┌────────

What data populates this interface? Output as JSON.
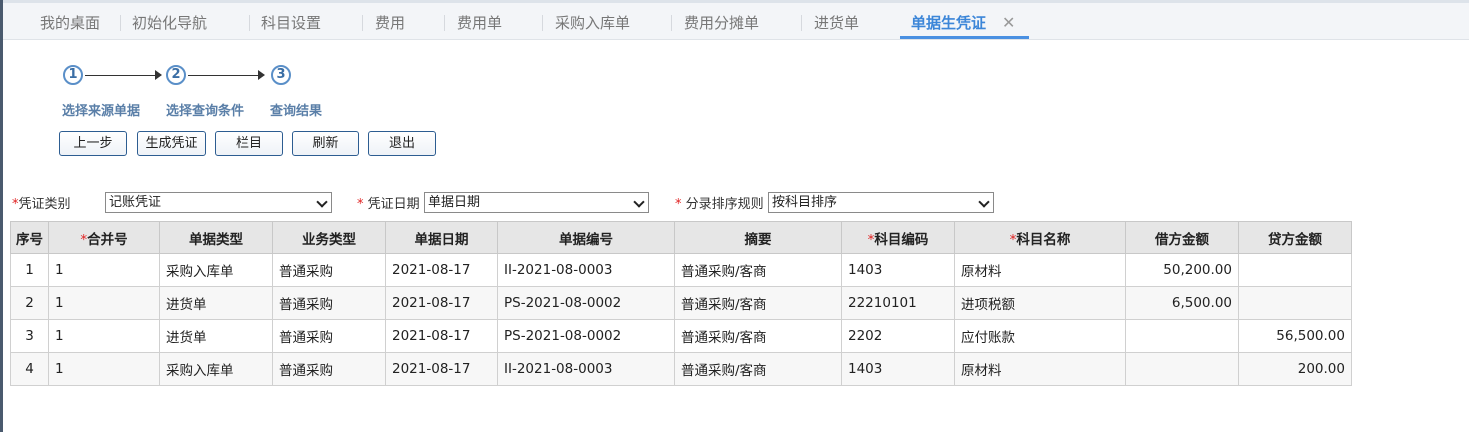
{
  "tabs": [
    {
      "label": "我的桌面"
    },
    {
      "label": "初始化导航"
    },
    {
      "label": "科目设置"
    },
    {
      "label": "费用"
    },
    {
      "label": "费用单"
    },
    {
      "label": "采购入库单"
    },
    {
      "label": "费用分摊单"
    },
    {
      "label": "进货单"
    },
    {
      "label": "单据生凭证"
    }
  ],
  "active_tab_close": "✕",
  "steps": [
    {
      "num": "1",
      "label": "选择来源单据"
    },
    {
      "num": "2",
      "label": "选择查询条件"
    },
    {
      "num": "3",
      "label": "查询结果"
    }
  ],
  "buttons": {
    "prev": "上一步",
    "generate": "生成凭证",
    "columns": "栏目",
    "refresh": "刷新",
    "exit": "退出"
  },
  "form": {
    "voucher_type_label": "凭证类别",
    "voucher_type_value": "记账凭证",
    "voucher_date_label": "凭证日期",
    "voucher_date_value": "单据日期",
    "sort_rule_label": "分录排序规则",
    "sort_rule_value": "按科目排序",
    "required_mark": "*"
  },
  "table": {
    "headers": {
      "seq": "序号",
      "merge_no": "合并号",
      "doc_type": "单据类型",
      "biz_type": "业务类型",
      "doc_date": "单据日期",
      "doc_no": "单据编号",
      "summary": "摘要",
      "account_code": "科目编码",
      "account_name": "科目名称",
      "debit": "借方金额",
      "credit": "贷方金额"
    },
    "rows": [
      {
        "seq": "1",
        "merge_no": "1",
        "doc_type": "采购入库单",
        "biz_type": "普通采购",
        "doc_date": "2021-08-17",
        "doc_no": "II-2021-08-0003",
        "summary": "普通采购/客商",
        "account_code": "1403",
        "account_name": "原材料",
        "debit": "50,200.00",
        "credit": ""
      },
      {
        "seq": "2",
        "merge_no": "1",
        "doc_type": "进货单",
        "biz_type": "普通采购",
        "doc_date": "2021-08-17",
        "doc_no": "PS-2021-08-0002",
        "summary": "普通采购/客商",
        "account_code": "22210101",
        "account_name": "进项税额",
        "debit": "6,500.00",
        "credit": ""
      },
      {
        "seq": "3",
        "merge_no": "1",
        "doc_type": "进货单",
        "biz_type": "普通采购",
        "doc_date": "2021-08-17",
        "doc_no": "PS-2021-08-0002",
        "summary": "普通采购/客商",
        "account_code": "2202",
        "account_name": "应付账款",
        "debit": "",
        "credit": "56,500.00"
      },
      {
        "seq": "4",
        "merge_no": "1",
        "doc_type": "采购入库单",
        "biz_type": "普通采购",
        "doc_date": "2021-08-17",
        "doc_no": "II-2021-08-0003",
        "summary": "普通采购/客商",
        "account_code": "1403",
        "account_name": "原材料",
        "debit": "",
        "credit": "200.00"
      }
    ]
  },
  "colors": {
    "active_tab": "#3c86d8",
    "required": "#e02020",
    "step": "#5a8fc8",
    "button_border": "#2d5d91"
  }
}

└────────

What needs to be done -> Your copy should hold every record word for word and none of the pictures.

Final answer ->
What data populates this interface? Output as JSON.
{
  "tabs": [
    {
      "label": "我的桌面"
    },
    {
      "label": "初始化导航"
    },
    {
      "label": "科目设置"
    },
    {
      "label": "费用"
    },
    {
      "label": "费用单"
    },
    {
      "label": "采购入库单"
    },
    {
      "label": "费用分摊单"
    },
    {
      "label": "进货单"
    },
    {
      "label": "单据生凭证"
    }
  ],
  "active_tab_close": "✕",
  "steps": [
    {
      "num": "1",
      "label": "选择来源单据"
    },
    {
      "num": "2",
      "label": "选择查询条件"
    },
    {
      "num": "3",
      "label": "查询结果"
    }
  ],
  "buttons": {
    "prev": "上一步",
    "generate": "生成凭证",
    "columns": "栏目",
    "refresh": "刷新",
    "exit": "退出"
  },
  "form": {
    "voucher_type_label": "凭证类别",
    "voucher_type_value": "记账凭证",
    "voucher_date_label": "凭证日期",
    "voucher_date_value": "单据日期",
    "sort_rule_label": "分录排序规则",
    "sort_rule_value": "按科目排序",
    "required_mark": "*"
  },
  "table": {
    "headers": {
      "seq": "序号",
      "merge_no": "合并号",
      "doc_type": "单据类型",
      "biz_type": "业务类型",
      "doc_date": "单据日期",
      "doc_no": "单据编号",
      "summary": "摘要",
      "account_code": "科目编码",
      "account_name": "科目名称",
      "debit": "借方金额",
      "credit": "贷方金额"
    },
    "rows": [
      {
        "seq": "1",
        "merge_no": "1",
        "doc_type": "采购入库单",
        "biz_type": "普通采购",
        "doc_date": "2021-08-17",
        "doc_no": "II-2021-08-0003",
        "summary": "普通采购/客商",
        "account_code": "1403",
        "account_name": "原材料",
        "debit": "50,200.00",
        "credit": ""
      },
      {
        "seq": "2",
        "merge_no": "1",
        "doc_type": "进货单",
        "biz_type": "普通采购",
        "doc_date": "2021-08-17",
        "doc_no": "PS-2021-08-0002",
        "summary": "普通采购/客商",
        "account_code": "22210101",
        "account_name": "进项税额",
        "debit": "6,500.00",
        "credit": ""
      },
      {
        "seq": "3",
        "merge_no": "1",
        "doc_type": "进货单",
        "biz_type": "普通采购",
        "doc_date": "2021-08-17",
        "doc_no": "PS-2021-08-0002",
        "summary": "普通采购/客商",
        "account_code": "2202",
        "account_name": "应付账款",
        "debit": "",
        "credit": "56,500.00"
      },
      {
        "seq": "4",
        "merge_no": "1",
        "doc_type": "采购入库单",
        "biz_type": "普通采购",
        "doc_date": "2021-08-17",
        "doc_no": "II-2021-08-0003",
        "summary": "普通采购/客商",
        "account_code": "1403",
        "account_name": "原材料",
        "debit": "",
        "credit": "200.00"
      }
    ]
  },
  "colors": {
    "active_tab": "#3c86d8",
    "required": "#e02020",
    "step": "#5a8fc8",
    "button_border": "#2d5d91"
  }
}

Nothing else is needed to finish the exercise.